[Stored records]
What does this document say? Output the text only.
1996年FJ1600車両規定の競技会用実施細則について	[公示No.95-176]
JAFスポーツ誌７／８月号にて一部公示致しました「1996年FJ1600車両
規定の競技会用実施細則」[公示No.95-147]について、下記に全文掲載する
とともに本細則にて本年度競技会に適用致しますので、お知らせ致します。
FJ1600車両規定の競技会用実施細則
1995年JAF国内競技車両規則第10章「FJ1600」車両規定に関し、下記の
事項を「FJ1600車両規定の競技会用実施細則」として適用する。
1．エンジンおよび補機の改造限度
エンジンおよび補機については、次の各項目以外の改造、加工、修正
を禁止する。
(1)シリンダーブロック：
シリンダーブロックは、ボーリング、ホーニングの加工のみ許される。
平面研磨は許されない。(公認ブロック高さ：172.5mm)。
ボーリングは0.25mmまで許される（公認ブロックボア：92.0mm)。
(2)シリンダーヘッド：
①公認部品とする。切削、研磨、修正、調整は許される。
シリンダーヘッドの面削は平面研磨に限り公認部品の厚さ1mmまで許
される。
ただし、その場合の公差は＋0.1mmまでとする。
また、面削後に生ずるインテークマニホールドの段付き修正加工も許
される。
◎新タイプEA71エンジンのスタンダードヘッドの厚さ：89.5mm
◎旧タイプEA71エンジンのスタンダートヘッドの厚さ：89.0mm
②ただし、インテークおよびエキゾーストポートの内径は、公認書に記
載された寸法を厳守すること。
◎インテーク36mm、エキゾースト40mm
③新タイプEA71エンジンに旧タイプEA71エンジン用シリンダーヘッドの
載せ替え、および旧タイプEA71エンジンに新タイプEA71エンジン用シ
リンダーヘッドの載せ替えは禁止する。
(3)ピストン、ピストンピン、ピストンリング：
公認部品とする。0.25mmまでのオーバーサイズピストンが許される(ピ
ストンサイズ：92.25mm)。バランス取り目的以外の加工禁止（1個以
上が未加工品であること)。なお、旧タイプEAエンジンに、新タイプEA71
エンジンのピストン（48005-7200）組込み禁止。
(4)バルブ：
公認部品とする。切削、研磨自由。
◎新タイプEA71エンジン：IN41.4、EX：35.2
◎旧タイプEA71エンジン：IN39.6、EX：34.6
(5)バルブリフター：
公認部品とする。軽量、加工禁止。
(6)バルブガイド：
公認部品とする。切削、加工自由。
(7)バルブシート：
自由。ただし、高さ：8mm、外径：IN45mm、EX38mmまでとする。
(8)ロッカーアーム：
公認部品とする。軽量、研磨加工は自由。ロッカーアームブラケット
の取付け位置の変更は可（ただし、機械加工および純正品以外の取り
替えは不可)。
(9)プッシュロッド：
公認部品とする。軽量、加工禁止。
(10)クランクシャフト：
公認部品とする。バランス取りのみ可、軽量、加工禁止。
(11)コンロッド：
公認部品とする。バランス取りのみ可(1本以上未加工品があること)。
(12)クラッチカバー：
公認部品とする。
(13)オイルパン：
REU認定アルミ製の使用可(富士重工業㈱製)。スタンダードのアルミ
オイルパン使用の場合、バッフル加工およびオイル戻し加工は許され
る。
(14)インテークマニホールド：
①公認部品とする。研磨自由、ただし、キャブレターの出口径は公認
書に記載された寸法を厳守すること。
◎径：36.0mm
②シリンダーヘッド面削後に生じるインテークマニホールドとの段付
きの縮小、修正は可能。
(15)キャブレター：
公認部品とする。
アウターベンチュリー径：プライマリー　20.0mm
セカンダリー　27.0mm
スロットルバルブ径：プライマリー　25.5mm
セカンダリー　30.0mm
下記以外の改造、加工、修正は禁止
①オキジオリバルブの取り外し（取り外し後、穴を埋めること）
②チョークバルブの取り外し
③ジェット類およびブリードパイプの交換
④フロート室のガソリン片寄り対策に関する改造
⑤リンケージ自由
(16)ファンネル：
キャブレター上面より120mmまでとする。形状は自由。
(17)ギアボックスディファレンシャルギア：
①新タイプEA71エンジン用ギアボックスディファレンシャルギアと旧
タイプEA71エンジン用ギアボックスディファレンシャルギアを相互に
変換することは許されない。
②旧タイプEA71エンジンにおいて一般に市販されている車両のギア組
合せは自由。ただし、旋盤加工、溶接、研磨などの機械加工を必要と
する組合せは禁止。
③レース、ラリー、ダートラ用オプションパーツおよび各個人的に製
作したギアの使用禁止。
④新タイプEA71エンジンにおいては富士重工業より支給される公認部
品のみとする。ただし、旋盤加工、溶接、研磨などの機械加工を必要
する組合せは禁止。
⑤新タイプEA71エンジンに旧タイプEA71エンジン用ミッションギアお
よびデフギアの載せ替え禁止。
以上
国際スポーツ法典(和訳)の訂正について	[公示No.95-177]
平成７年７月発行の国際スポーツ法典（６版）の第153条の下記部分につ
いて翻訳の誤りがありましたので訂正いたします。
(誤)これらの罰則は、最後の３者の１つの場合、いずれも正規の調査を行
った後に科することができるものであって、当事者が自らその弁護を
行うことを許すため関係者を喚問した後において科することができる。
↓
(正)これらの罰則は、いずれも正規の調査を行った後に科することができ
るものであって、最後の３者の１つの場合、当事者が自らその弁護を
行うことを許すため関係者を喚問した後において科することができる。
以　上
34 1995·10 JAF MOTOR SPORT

## Stated goal
Copy all the records above exactly, missing none.

## Answer in full
What does this document say? Output the text only.
1996年FJ1600車両規定の競技会用実施細則について	[公示No.95-176]
JAFスポーツ誌７／８月号にて一部公示致しました「1996年FJ1600車両
規定の競技会用実施細則」[公示No.95-147]について、下記に全文掲載する
とともに本細則にて本年度競技会に適用致しますので、お知らせ致します。
FJ1600車両規定の競技会用実施細則
1995年JAF国内競技車両規則第10章「FJ1600」車両規定に関し、下記の
事項を「FJ1600車両規定の競技会用実施細則」として適用する。
1．エンジンおよび補機の改造限度
エンジンおよび補機については、次の各項目以外の改造、加工、修正
を禁止する。
(1)シリンダーブロック：
シリンダーブロックは、ボーリング、ホーニングの加工のみ許される。
平面研磨は許されない。(公認ブロック高さ：172.5mm)。
ボーリングは0.25mmまで許される（公認ブロックボア：92.0mm)。
(2)シリンダーヘッド：
①公認部品とする。切削、研磨、修正、調整は許される。
シリンダーヘッドの面削は平面研磨に限り公認部品の厚さ1mmまで許
される。
ただし、その場合の公差は＋0.1mmまでとする。
また、面削後に生ずるインテークマニホールドの段付き修正加工も許
される。
◎新タイプEA71エンジンのスタンダードヘッドの厚さ：89.5mm
◎旧タイプEA71エンジンのスタンダートヘッドの厚さ：89.0mm
②ただし、インテークおよびエキゾーストポートの内径は、公認書に記
載された寸法を厳守すること。
◎インテーク36mm、エキゾースト40mm
③新タイプEA71エンジンに旧タイプEA71エンジン用シリンダーヘッドの
載せ替え、および旧タイプEA71エンジンに新タイプEA71エンジン用シ
リンダーヘッドの載せ替えは禁止する。
(3)ピストン、ピストンピン、ピストンリング：
公認部品とする。0.25mmまでのオーバーサイズピストンが許される(ピ
ストンサイズ：92.25mm)。バランス取り目的以外の加工禁止（1個以
上が未加工品であること)。なお、旧タイプEAエンジンに、新タイプEA71
エンジンのピストン（48005-7200）組込み禁止。
(4)バルブ：
公認部品とする。切削、研磨自由。
◎新タイプEA71エンジン：IN41.4、EX：35.2
◎旧タイプEA71エンジン：IN39.6、EX：34.6
(5)バルブリフター：
公認部品とする。軽量、加工禁止。
(6)バルブガイド：
公認部品とする。切削、加工自由。
(7)バルブシート：
自由。ただし、高さ：8mm、外径：IN45mm、EX38mmまでとする。
(8)ロッカーアーム：
公認部品とする。軽量、研磨加工は自由。ロッカーアームブラケット
の取付け位置の変更は可（ただし、機械加工および純正品以外の取り
替えは不可)。
(9)プッシュロッド：
公認部品とする。軽量、加工禁止。
(10)クランクシャフト：
公認部品とする。バランス取りのみ可、軽量、加工禁止。
(11)コンロッド：
公認部品とする。バランス取りのみ可(1本以上未加工品があること)。
(12)クラッチカバー：
公認部品とする。
(13)オイルパン：
REU認定アルミ製の使用可(富士重工業㈱製)。スタンダードのアルミ
オイルパン使用の場合、バッフル加工およびオイル戻し加工は許され
る。
(14)インテークマニホールド：
①公認部品とする。研磨自由、ただし、キャブレターの出口径は公認
書に記載された寸法を厳守すること。
◎径：36.0mm
②シリンダーヘッド面削後に生じるインテークマニホールドとの段付
きの縮小、修正は可能。
(15)キャブレター：
公認部品とする。
アウターベンチュリー径：プライマリー　20.0mm
セカンダリー　27.0mm
スロットルバルブ径：プライマリー　25.5mm
セカンダリー　30.0mm
下記以外の改造、加工、修正は禁止
①オキジオリバルブの取り外し（取り外し後、穴を埋めること）
②チョークバルブの取り外し
③ジェット類およびブリードパイプの交換
④フロート室のガソリン片寄り対策に関する改造
⑤リンケージ自由
(16)ファンネル：
キャブレター上面より120mmまでとする。形状は自由。
(17)ギアボックスディファレンシャルギア：
①新タイプEA71エンジン用ギアボックスディファレンシャルギアと旧
タイプEA71エンジン用ギアボックスディファレンシャルギアを相互に
変換することは許されない。
②旧タイプEA71エンジンにおいて一般に市販されている車両のギア組
合せは自由。ただし、旋盤加工、溶接、研磨などの機械加工を必要と
する組合せは禁止。
③レース、ラリー、ダートラ用オプションパーツおよび各個人的に製
作したギアの使用禁止。
④新タイプEA71エンジンにおいては富士重工業より支給される公認部
品のみとする。ただし、旋盤加工、溶接、研磨などの機械加工を必要
する組合せは禁止。
⑤新タイプEA71エンジンに旧タイプEA71エンジン用ミッションギアお
よびデフギアの載せ替え禁止。
以上
国際スポーツ法典(和訳)の訂正について	[公示No.95-177]
平成７年７月発行の国際スポーツ法典（６版）の第153条の下記部分につ
いて翻訳の誤りがありましたので訂正いたします。
(誤)これらの罰則は、最後の３者の１つの場合、いずれも正規の調査を行
った後に科することができるものであって、当事者が自らその弁護を
行うことを許すため関係者を喚問した後において科することができる。
↓
(正)これらの罰則は、いずれも正規の調査を行った後に科することができ
るものであって、最後の３者の１つの場合、当事者が自らその弁護を
行うことを許すため関係者を喚問した後において科することができる。
以　上
34 1995·10 JAF MOTOR SPORT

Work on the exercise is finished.